## TASK OBJECTIVE
All of the entries need to be written out again, exactly as they are.

## RECORDS FOR THE EXERCISE
- - -
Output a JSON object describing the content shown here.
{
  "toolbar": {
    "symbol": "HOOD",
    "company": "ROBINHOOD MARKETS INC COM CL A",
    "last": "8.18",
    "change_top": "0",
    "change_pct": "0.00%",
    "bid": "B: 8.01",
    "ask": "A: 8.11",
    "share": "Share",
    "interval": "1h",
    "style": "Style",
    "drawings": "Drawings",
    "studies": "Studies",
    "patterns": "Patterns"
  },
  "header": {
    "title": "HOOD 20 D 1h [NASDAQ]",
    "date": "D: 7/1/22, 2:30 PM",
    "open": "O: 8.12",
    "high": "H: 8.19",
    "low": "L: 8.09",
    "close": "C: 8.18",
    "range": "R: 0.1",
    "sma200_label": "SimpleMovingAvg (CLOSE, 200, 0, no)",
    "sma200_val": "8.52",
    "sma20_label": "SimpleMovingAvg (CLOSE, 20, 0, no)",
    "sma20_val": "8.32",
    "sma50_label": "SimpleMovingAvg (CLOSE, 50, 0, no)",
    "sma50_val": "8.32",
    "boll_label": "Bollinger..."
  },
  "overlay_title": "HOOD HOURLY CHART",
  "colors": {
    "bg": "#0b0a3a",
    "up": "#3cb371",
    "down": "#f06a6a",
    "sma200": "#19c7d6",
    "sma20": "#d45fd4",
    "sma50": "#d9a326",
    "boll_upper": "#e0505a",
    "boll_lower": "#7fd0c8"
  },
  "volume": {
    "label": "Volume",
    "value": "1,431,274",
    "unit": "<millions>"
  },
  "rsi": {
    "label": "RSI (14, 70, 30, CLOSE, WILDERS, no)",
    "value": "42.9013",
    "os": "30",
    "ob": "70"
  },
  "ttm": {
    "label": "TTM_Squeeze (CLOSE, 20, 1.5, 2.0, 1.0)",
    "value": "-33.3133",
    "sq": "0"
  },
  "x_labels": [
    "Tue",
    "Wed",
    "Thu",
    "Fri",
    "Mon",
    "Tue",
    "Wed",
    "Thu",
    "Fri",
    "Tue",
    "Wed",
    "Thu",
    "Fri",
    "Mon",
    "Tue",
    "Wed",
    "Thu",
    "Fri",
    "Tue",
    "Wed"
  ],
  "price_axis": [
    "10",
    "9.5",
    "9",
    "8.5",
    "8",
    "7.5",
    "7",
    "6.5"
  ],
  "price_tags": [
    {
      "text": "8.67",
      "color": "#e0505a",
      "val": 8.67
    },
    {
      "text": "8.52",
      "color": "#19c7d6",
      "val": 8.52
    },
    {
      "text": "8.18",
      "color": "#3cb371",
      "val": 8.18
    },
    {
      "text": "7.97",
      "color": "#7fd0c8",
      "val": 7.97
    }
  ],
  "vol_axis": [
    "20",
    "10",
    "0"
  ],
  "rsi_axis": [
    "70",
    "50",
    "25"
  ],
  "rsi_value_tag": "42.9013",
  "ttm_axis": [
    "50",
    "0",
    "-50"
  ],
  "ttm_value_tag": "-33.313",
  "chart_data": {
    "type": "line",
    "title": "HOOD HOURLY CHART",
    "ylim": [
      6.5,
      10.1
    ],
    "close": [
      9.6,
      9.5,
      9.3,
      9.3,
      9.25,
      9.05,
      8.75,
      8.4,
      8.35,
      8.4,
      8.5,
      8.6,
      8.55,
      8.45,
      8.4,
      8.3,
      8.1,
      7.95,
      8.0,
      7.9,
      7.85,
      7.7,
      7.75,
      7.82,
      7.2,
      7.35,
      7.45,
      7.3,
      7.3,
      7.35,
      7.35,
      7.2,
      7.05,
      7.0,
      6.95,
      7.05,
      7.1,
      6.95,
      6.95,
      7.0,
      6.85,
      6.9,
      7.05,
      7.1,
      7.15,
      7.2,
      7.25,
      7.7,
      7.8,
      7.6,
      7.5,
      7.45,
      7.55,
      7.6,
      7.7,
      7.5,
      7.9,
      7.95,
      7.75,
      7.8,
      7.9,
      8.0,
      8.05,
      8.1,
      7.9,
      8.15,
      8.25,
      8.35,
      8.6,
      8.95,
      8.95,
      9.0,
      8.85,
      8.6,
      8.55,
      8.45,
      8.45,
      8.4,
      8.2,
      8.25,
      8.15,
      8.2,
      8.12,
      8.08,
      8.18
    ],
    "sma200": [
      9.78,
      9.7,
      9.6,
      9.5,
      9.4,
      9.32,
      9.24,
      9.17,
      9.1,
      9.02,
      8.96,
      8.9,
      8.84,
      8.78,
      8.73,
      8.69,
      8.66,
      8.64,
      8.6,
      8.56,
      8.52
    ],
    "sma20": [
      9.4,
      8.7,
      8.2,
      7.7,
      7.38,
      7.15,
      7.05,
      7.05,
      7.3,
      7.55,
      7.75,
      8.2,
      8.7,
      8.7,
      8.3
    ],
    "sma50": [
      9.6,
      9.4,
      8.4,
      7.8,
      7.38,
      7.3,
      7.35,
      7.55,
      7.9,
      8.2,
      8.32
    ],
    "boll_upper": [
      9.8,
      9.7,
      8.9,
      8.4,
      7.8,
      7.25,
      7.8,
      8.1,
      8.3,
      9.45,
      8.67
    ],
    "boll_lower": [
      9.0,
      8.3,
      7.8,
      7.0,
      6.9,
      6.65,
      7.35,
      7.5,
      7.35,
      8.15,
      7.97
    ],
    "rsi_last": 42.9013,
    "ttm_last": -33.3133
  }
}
- - -
## OUTPUT OF THE EXERCISE
Output a JSON object describing the content shown here.
{
  "toolbar": {
    "symbol": "HOOD",
    "company": "ROBINHOOD MARKETS INC COM CL A",
    "last": "8.18",
    "change_top": "0",
    "change_pct": "0.00%",
    "bid": "B: 8.01",
    "ask": "A: 8.11",
    "share": "Share",
    "interval": "1h",
    "style": "Style",
    "drawings": "Drawings",
    "studies": "Studies",
    "patterns": "Patterns"
  },
  "header": {
    "title": "HOOD 20 D 1h [NASDAQ]",
    "date": "D: 7/1/22, 2:30 PM",
    "open": "O: 8.12",
    "high": "H: 8.19",
    "low": "L: 8.09",
    "close": "C: 8.18",
    "range": "R: 0.1",
    "sma200_label": "SimpleMovingAvg (CLOSE, 200, 0, no)",
    "sma200_val": "8.52",
    "sma20_label": "SimpleMovingAvg (CLOSE, 20, 0, no)",
    "sma20_val": "8.32",
    "sma50_label": "SimpleMovingAvg (CLOSE, 50, 0, no)",
    "sma50_val": "8.32",
    "boll_label": "Bollinger..."
  },
  "overlay_title": "HOOD HOURLY CHART",
  "colors": {
    "bg": "#0b0a3a",
    "up": "#3cb371",
    "down": "#f06a6a",
    "sma200": "#19c7d6",
    "sma20": "#d45fd4",
    "sma50": "#d9a326",
    "boll_upper": "#e0505a",
    "boll_lower": "#7fd0c8"
  },
  "volume": {
    "label": "Volume",
    "value": "1,431,274",
    "unit": "<millions>"
  },
  "rsi": {
    "label": "RSI (14, 70, 30, CLOSE, WILDERS, no)",
    "value": "42.9013",
    "os": "30",
    "ob": "70"
  },
  "ttm": {
    "label": "TTM_Squeeze (CLOSE, 20, 1.5, 2.0, 1.0)",
    "value": "-33.3133",
    "sq": "0"
  },
  "x_labels": [
    "Tue",
    "Wed",
    "Thu",
    "Fri",
    "Mon",
    "Tue",
    "Wed",
    "Thu",
    "Fri",
    "Tue",
    "Wed",
    "Thu",
    "Fri",
    "Mon",
    "Tue",
    "Wed",
    "Thu",
    "Fri",
    "Tue",
    "Wed"
  ],
  "price_axis": [
    "10",
    "9.5",
    "9",
    "8.5",
    "8",
    "7.5",
    "7",
    "6.5"
  ],
  "price_tags": [
    {
      "text": "8.67",
      "color": "#e0505a",
      "val": 8.67
    },
    {
      "text": "8.52",
      "color": "#19c7d6",
      "val": 8.52
    },
    {
      "text": "8.18",
      "color": "#3cb371",
      "val": 8.18
    },
    {
      "text": "7.97",
      "color": "#7fd0c8",
      "val": 7.97
    }
  ],
  "vol_axis": [
    "20",
    "10",
    "0"
  ],
  "rsi_axis": [
    "70",
    "50",
    "25"
  ],
  "rsi_value_tag": "42.9013",
  "ttm_axis": [
    "50",
    "0",
    "-50"
  ],
  "ttm_value_tag": "-33.313",
  "chart_data": {
    "type": "line",
    "title": "HOOD HOURLY CHART",
    "ylim": [
      6.5,
      10.1
    ],
    "close": [
      9.6,
      9.5,
      9.3,
      9.3,
      9.25,
      9.05,
      8.75,
      8.4,
      8.35,
      8.4,
      8.5,
      8.6,
      8.55,
      8.45,
      8.4,
      8.3,
      8.1,
      7.95,
      8.0,
      7.9,
      7.85,
      7.7,
      7.75,
      7.82,
      7.2,
      7.35,
      7.45,
      7.3,
      7.3,
      7.35,
      7.35,
      7.2,
      7.05,
      7.0,
      6.95,
      7.05,
      7.1,
      6.95,
      6.95,
      7.0,
      6.85,
      6.9,
      7.05,
      7.1,
      7.15,
      7.2,
      7.25,
      7.7,
      7.8,
      7.6,
      7.5,
      7.45,
      7.55,
      7.6,
      7.7,
      7.5,
      7.9,
      7.95,
      7.75,
      7.8,
      7.9,
      8.0,
      8.05,
      8.1,
      7.9,
      8.15,
      8.25,
      8.35,
      8.6,
      8.95,
      8.95,
      9.0,
      8.85,
      8.6,
      8.55,
      8.45,
      8.45,
      8.4,
      8.2,
      8.25,
      8.15,
      8.2,
      8.12,
      8.08,
      8.18
    ],
    "sma200": [
      9.78,
      9.7,
      9.6,
      9.5,
      9.4,
      9.32,
      9.24,
      9.17,
      9.1,
      9.02,
      8.96,
      8.9,
      8.84,
      8.78,
      8.73,
      8.69,
      8.66,
      8.64,
      8.6,
      8.56,
      8.52
    ],
    "sma20": [
      9.4,
      8.7,
      8.2,
      7.7,
      7.38,
      7.15,
      7.05,
      7.05,
      7.3,
      7.55,
      7.75,
      8.2,
      8.7,
      8.7,
      8.3
    ],
    "sma50": [
      9.6,
      9.4,
      8.4,
      7.8,
      7.38,
      7.3,
      7.35,
      7.55,
      7.9,
      8.2,
      8.32
    ],
    "boll_upper": [
      9.8,
      9.7,
      8.9,
      8.4,
      7.8,
      7.25,
      7.8,
      8.1,
      8.3,
      9.45,
      8.67
    ],
    "boll_lower": [
      9.0,
      8.3,
      7.8,
      7.0,
      6.9,
      6.65,
      7.35,
      7.5,
      7.35,
      8.15,
      7.97
    ],
    "rsi_last": 42.9013,
    "ttm_last": -33.3133
  }
}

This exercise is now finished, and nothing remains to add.